• Do this
Report every line from the material that contains the word "turn".

• Data records
--------------------------------

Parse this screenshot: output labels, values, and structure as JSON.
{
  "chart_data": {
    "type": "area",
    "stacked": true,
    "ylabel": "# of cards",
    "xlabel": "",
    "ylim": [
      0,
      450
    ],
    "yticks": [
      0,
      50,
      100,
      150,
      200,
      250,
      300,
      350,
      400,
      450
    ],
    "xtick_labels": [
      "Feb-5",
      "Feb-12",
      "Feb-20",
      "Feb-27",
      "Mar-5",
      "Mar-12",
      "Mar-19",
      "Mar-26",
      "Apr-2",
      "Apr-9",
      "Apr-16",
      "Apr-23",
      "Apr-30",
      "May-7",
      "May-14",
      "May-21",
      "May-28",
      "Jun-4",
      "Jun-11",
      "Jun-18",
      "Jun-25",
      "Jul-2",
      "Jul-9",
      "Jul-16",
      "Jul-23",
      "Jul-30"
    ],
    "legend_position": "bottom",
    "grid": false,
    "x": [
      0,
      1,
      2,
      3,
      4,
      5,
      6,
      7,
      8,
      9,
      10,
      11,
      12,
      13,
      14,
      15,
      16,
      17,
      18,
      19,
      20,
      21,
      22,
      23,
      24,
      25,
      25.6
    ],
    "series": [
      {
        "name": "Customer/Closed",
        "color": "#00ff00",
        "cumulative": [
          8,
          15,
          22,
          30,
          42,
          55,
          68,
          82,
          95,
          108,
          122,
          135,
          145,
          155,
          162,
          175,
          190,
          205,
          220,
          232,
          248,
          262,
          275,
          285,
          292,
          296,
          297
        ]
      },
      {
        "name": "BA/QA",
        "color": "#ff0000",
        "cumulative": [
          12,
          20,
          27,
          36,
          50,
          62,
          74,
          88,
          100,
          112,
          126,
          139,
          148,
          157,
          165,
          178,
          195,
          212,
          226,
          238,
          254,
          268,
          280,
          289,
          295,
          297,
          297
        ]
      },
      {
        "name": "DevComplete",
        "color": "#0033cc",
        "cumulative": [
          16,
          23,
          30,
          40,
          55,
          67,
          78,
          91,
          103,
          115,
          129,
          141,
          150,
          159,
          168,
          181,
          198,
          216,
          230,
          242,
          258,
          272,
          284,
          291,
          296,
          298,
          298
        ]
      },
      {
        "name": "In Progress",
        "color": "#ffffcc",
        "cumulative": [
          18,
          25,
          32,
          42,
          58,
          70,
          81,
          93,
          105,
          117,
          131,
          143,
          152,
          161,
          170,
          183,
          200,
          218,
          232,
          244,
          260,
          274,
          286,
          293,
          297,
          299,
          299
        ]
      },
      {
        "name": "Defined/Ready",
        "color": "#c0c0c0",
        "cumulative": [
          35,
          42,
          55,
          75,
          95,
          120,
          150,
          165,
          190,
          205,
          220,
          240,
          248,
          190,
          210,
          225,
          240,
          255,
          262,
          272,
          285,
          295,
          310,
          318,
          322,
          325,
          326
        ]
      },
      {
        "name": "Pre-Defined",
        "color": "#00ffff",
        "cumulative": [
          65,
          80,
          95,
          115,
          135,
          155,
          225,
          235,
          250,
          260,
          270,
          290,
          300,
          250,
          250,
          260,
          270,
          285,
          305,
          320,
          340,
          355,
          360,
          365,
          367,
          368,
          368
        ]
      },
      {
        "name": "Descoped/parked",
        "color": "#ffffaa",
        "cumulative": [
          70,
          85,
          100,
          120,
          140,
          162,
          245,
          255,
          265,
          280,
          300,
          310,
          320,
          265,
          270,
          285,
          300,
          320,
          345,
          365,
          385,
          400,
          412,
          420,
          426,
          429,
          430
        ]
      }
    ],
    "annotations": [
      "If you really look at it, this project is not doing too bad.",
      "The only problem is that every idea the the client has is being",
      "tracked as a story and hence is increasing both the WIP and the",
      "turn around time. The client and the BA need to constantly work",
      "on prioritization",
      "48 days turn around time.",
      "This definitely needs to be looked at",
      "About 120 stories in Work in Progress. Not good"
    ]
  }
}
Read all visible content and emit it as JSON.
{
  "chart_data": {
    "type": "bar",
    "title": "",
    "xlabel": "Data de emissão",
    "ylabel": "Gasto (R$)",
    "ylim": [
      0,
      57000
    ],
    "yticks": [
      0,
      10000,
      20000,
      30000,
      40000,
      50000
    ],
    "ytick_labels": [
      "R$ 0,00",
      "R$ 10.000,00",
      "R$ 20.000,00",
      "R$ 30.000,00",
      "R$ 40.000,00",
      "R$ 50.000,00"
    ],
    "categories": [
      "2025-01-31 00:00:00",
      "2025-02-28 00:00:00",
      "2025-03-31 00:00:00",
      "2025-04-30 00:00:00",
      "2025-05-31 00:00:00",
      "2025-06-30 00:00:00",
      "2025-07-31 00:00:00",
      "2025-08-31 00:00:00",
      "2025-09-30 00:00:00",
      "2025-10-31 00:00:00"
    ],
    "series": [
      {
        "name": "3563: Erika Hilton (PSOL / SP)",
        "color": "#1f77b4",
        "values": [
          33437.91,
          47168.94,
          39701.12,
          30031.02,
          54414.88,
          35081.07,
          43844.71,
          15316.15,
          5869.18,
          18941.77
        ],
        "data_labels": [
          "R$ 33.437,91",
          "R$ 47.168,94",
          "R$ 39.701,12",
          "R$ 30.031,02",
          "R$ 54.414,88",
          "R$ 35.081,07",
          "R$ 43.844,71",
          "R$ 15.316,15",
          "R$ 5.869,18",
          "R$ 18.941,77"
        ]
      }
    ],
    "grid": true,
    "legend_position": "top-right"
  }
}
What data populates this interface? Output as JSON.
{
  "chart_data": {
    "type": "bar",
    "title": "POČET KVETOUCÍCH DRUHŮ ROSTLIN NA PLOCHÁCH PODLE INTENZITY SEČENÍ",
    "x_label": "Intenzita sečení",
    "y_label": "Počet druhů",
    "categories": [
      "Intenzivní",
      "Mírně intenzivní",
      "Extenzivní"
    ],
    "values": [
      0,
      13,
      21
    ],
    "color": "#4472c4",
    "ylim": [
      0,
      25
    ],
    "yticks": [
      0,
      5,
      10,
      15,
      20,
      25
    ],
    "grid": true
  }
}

--------------------------------

• Answer below
      "turn around time. The client and the BA need to constantly work",
      "48 days turn around time.",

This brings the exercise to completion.